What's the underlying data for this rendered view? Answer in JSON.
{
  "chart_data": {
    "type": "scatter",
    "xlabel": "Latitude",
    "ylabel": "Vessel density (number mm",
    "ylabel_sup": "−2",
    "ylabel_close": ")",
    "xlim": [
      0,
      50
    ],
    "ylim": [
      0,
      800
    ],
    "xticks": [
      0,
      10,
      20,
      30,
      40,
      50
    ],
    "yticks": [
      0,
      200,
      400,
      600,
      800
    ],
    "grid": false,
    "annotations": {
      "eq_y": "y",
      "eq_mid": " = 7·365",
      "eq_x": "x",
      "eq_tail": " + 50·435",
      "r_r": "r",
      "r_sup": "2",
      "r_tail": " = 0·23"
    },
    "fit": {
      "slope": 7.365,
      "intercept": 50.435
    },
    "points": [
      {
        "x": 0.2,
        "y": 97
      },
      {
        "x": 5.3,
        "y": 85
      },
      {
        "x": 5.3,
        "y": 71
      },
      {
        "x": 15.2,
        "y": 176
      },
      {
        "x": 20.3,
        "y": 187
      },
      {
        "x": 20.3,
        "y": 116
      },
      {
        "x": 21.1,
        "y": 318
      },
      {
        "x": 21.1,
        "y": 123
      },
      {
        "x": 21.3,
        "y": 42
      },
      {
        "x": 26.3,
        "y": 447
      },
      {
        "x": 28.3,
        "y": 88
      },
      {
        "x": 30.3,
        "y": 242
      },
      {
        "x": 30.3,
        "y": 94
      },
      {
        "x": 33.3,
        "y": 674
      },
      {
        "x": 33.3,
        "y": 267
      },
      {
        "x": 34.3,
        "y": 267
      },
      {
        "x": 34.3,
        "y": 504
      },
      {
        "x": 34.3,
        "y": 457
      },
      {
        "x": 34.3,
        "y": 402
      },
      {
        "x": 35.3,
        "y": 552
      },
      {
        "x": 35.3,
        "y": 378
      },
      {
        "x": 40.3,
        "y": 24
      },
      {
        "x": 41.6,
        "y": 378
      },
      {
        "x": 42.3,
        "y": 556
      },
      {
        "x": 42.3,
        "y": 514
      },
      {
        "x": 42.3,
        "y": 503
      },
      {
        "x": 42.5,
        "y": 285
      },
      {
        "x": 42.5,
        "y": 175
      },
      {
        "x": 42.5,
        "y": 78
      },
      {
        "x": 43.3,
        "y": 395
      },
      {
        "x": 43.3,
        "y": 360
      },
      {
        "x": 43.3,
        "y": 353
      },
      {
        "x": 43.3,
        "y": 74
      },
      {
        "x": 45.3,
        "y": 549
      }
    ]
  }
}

:::::

TASK INSTRUCTIONS: Output the lines above verbatim and in full.

TASK SOLUTION:
What's the underlying data for this rendered view? Answer in JSON.
{
  "chart_data": {
    "type": "scatter",
    "xlabel": "Latitude",
    "ylabel": "Vessel density (number mm",
    "ylabel_sup": "−2",
    "ylabel_close": ")",
    "xlim": [
      0,
      50
    ],
    "ylim": [
      0,
      800
    ],
    "xticks": [
      0,
      10,
      20,
      30,
      40,
      50
    ],
    "yticks": [
      0,
      200,
      400,
      600,
      800
    ],
    "grid": false,
    "annotations": {
      "eq_y": "y",
      "eq_mid": " = 7·365",
      "eq_x": "x",
      "eq_tail": " + 50·435",
      "r_r": "r",
      "r_sup": "2",
      "r_tail": " = 0·23"
    },
    "fit": {
      "slope": 7.365,
      "intercept": 50.435
    },
    "points": [
      {
        "x": 0.2,
        "y": 97
      },
      {
        "x": 5.3,
        "y": 85
      },
      {
        "x": 5.3,
        "y": 71
      },
      {
        "x": 15.2,
        "y": 176
      },
      {
        "x": 20.3,
        "y": 187
      },
      {
        "x": 20.3,
        "y": 116
      },
      {
        "x": 21.1,
        "y": 318
      },
      {
        "x": 21.1,
        "y": 123
      },
      {
        "x": 21.3,
        "y": 42
      },
      {
        "x": 26.3,
        "y": 447
      },
      {
        "x": 28.3,
        "y": 88
      },
      {
        "x": 30.3,
        "y": 242
      },
      {
        "x": 30.3,
        "y": 94
      },
      {
        "x": 33.3,
        "y": 674
      },
      {
        "x": 33.3,
        "y": 267
      },
      {
        "x": 34.3,
        "y": 267
      },
      {
        "x": 34.3,
        "y": 504
      },
      {
        "x": 34.3,
        "y": 457
      },
      {
        "x": 34.3,
        "y": 402
      },
      {
        "x": 35.3,
        "y": 552
      },
      {
        "x": 35.3,
        "y": 378
      },
      {
        "x": 40.3,
        "y": 24
      },
      {
        "x": 41.6,
        "y": 378
      },
      {
        "x": 42.3,
        "y": 556
      },
      {
        "x": 42.3,
        "y": 514
      },
      {
        "x": 42.3,
        "y": 503
      },
      {
        "x": 42.5,
        "y": 285
      },
      {
        "x": 42.5,
        "y": 175
      },
      {
        "x": 42.5,
        "y": 78
      },
      {
        "x": 43.3,
        "y": 395
      },
      {
        "x": 43.3,
        "y": 360
      },
      {
        "x": 43.3,
        "y": 353
      },
      {
        "x": 43.3,
        "y": 74
      },
      {
        "x": 45.3,
        "y": 549
      }
    ]
  }
}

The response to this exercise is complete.